**Goal:** Images embedded in the records are excluded; print everything else exactly as given.

------ Exercise material ------

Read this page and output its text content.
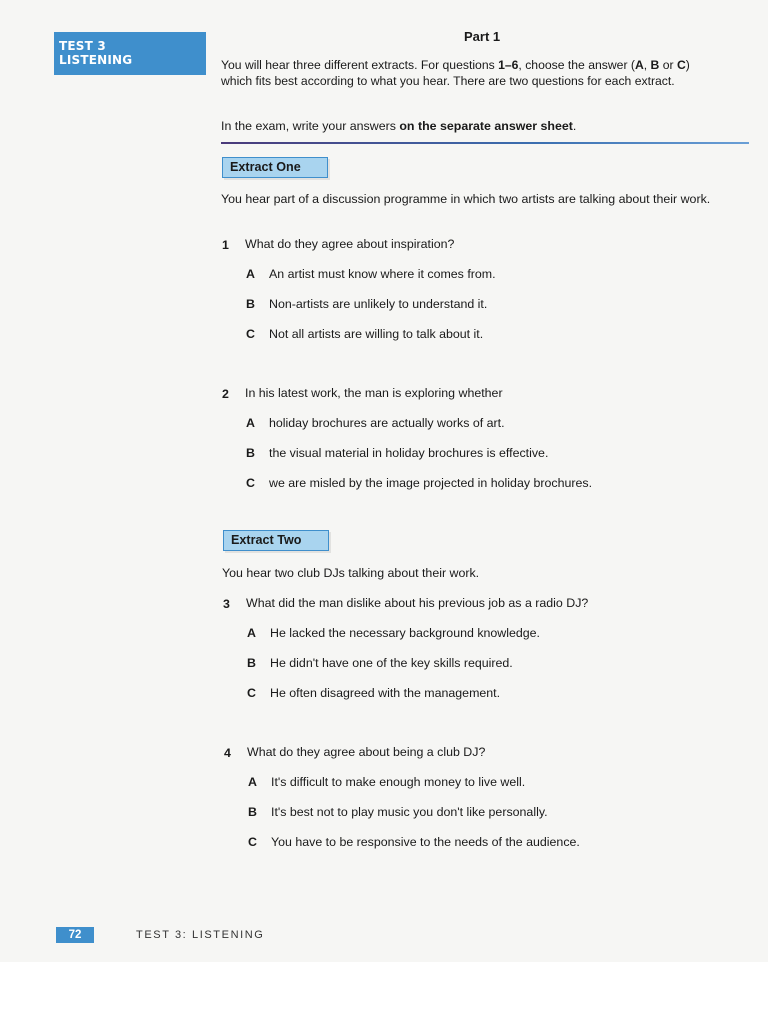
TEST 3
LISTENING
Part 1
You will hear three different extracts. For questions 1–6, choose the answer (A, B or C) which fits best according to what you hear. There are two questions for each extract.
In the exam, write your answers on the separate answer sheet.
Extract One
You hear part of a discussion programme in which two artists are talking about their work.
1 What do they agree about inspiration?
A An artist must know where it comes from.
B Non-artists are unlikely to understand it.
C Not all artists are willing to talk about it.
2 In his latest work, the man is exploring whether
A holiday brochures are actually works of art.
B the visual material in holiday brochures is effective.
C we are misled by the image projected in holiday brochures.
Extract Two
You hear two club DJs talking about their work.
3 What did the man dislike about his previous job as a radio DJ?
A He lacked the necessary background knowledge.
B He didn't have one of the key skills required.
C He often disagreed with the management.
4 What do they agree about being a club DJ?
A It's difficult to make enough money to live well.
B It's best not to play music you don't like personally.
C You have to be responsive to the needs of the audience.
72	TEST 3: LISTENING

------

**Exercise result:**
Read this page and output its text content.
TEST 3
LISTENING
Part 1
You will hear three different extracts. For questions 1–6, choose the answer (A, B or C) which fits best according to what you hear. There are two questions for each extract.
In the exam, write your answers on the separate answer sheet.
Extract One
You hear part of a discussion programme in which two artists are talking about their work.
1 What do they agree about inspiration?
A An artist must know where it comes from.
B Non-artists are unlikely to understand it.
C Not all artists are willing to talk about it.
2 In his latest work, the man is exploring whether
A holiday brochures are actually works of art.
B the visual material in holiday brochures is effective.
C we are misled by the image projected in holiday brochures.
Extract Two
You hear two club DJs talking about their work.
3 What did the man dislike about his previous job as a radio DJ?
A He lacked the necessary background knowledge.
B He didn't have one of the key skills required.
C He often disagreed with the management.
4 What do they agree about being a club DJ?
A It's difficult to make enough money to live well.
B It's best not to play music you don't like personally.
C You have to be responsive to the needs of the audience.
72	TEST 3: LISTENING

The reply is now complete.